Copy each line of the data below exactly, leaving out pictures.

Listing:
* * * * * * *

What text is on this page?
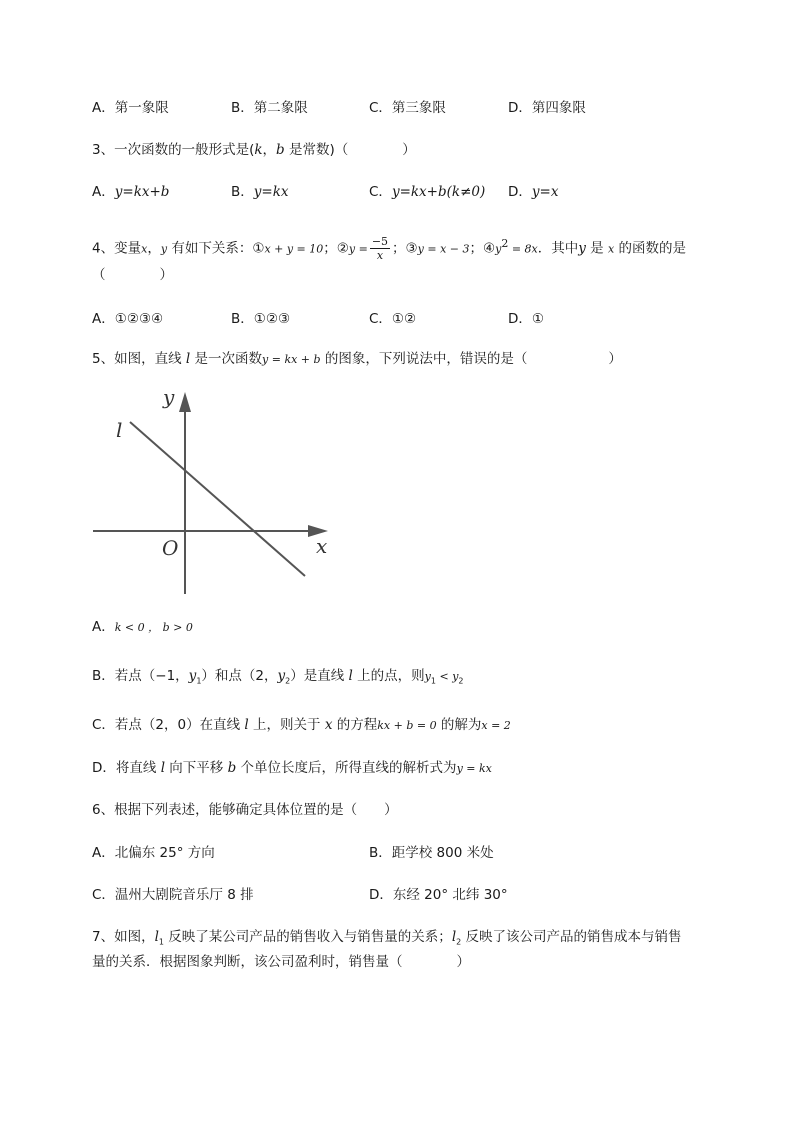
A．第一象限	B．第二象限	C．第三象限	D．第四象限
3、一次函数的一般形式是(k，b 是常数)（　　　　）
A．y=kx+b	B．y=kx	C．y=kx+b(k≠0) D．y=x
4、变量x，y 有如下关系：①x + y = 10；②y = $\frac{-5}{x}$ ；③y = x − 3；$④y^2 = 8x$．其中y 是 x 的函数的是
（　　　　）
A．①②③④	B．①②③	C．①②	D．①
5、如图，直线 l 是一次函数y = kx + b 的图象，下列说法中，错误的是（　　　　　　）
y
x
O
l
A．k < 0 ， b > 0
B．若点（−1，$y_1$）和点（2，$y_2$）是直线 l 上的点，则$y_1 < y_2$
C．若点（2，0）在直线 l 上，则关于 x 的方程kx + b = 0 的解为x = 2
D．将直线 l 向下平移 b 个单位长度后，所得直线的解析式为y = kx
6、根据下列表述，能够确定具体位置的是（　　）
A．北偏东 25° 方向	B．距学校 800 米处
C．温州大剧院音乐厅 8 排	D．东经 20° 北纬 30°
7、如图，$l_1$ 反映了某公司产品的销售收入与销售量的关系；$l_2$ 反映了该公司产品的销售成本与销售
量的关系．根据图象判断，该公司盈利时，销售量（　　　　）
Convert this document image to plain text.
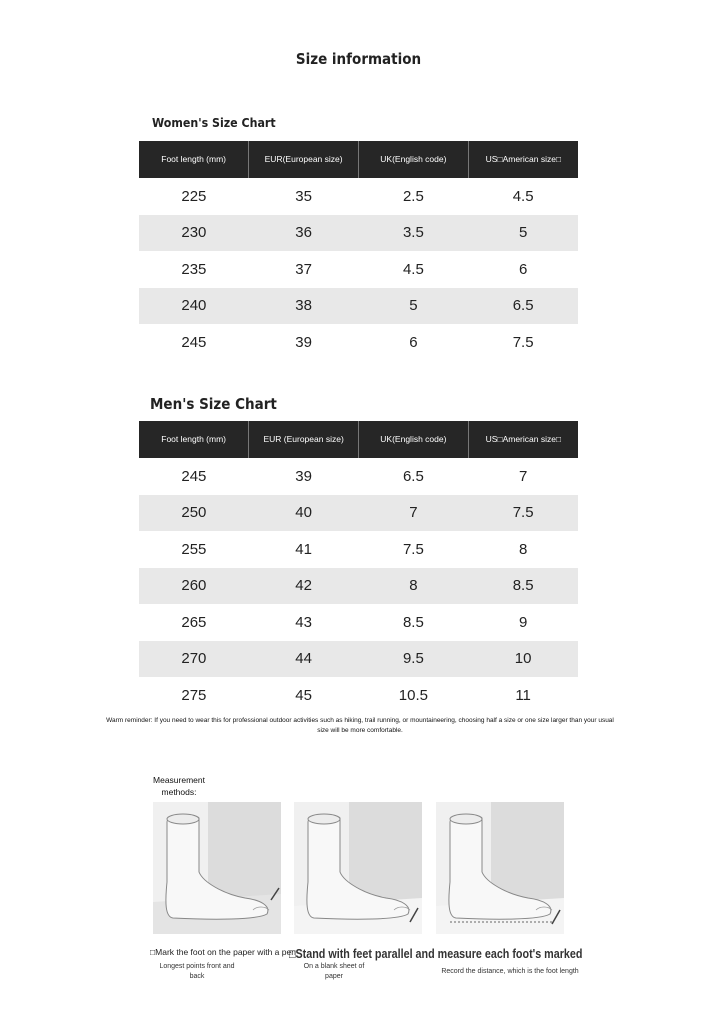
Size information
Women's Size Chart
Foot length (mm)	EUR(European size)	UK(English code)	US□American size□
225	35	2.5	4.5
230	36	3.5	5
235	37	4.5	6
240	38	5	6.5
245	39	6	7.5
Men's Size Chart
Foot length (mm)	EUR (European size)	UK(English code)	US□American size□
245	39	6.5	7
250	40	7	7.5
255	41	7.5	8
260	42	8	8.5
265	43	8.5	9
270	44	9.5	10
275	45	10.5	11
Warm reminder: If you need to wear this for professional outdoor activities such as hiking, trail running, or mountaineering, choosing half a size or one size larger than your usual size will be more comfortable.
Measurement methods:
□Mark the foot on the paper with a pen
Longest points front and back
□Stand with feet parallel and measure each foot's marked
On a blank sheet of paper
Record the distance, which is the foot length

* * * * * * *

Answer to this problem:
What text is on this page?
A．第一象限	B．第二象限	C．第三象限	D．第四象限
3、一次函数的一般形式是(k，b 是常数)（　　　　）
A．y=kx+b	B．y=kx	C．y=kx+b(k≠0) D．y=x
4、变量x，y 有如下关系：①x + y = 10；②y = $\frac{-5}{x}$ ；③y = x − 3；$④y^2 = 8x$．其中y 是 x 的函数的是
（　　　　）
A．①②③④	B．①②③	C．①②	D．①
5、如图，直线 l 是一次函数y = kx + b 的图象，下列说法中，错误的是（　　　　　　）
y
x
O
l
A．k < 0 ， b > 0
B．若点（−1，$y_1$）和点（2，$y_2$）是直线 l 上的点，则$y_1 < y_2$
C．若点（2，0）在直线 l 上，则关于 x 的方程kx + b = 0 的解为x = 2
D．将直线 l 向下平移 b 个单位长度后，所得直线的解析式为y = kx
6、根据下列表述，能够确定具体位置的是（　　）
A．北偏东 25° 方向	B．距学校 800 米处
C．温州大剧院音乐厅 8 排	D．东经 20° 北纬 30°
7、如图，$l_1$ 反映了某公司产品的销售收入与销售量的关系；$l_2$ 反映了该公司产品的销售成本与销售
量的关系．根据图象判断，该公司盈利时，销售量（　　　　）
Convert this document image to plain text.
Size information
Women's Size Chart
Foot length (mm)	EUR(European size)	UK(English code)	US□American size□
225	35	2.5	4.5
230	36	3.5	5
235	37	4.5	6
240	38	5	6.5
245	39	6	7.5
Men's Size Chart
Foot length (mm)	EUR (European size)	UK(English code)	US□American size□
245	39	6.5	7
250	40	7	7.5
255	41	7.5	8
260	42	8	8.5
265	43	8.5	9
270	44	9.5	10
275	45	10.5	11
Warm reminder: If you need to wear this for professional outdoor activities such as hiking, trail running, or mountaineering, choosing half a size or one size larger than your usual size will be more comfortable.
Measurement methods:
□Mark the foot on the paper with a pen
Longest points front and back
□Stand with feet parallel and measure each foot's marked
On a blank sheet of paper
Record the distance, which is the foot length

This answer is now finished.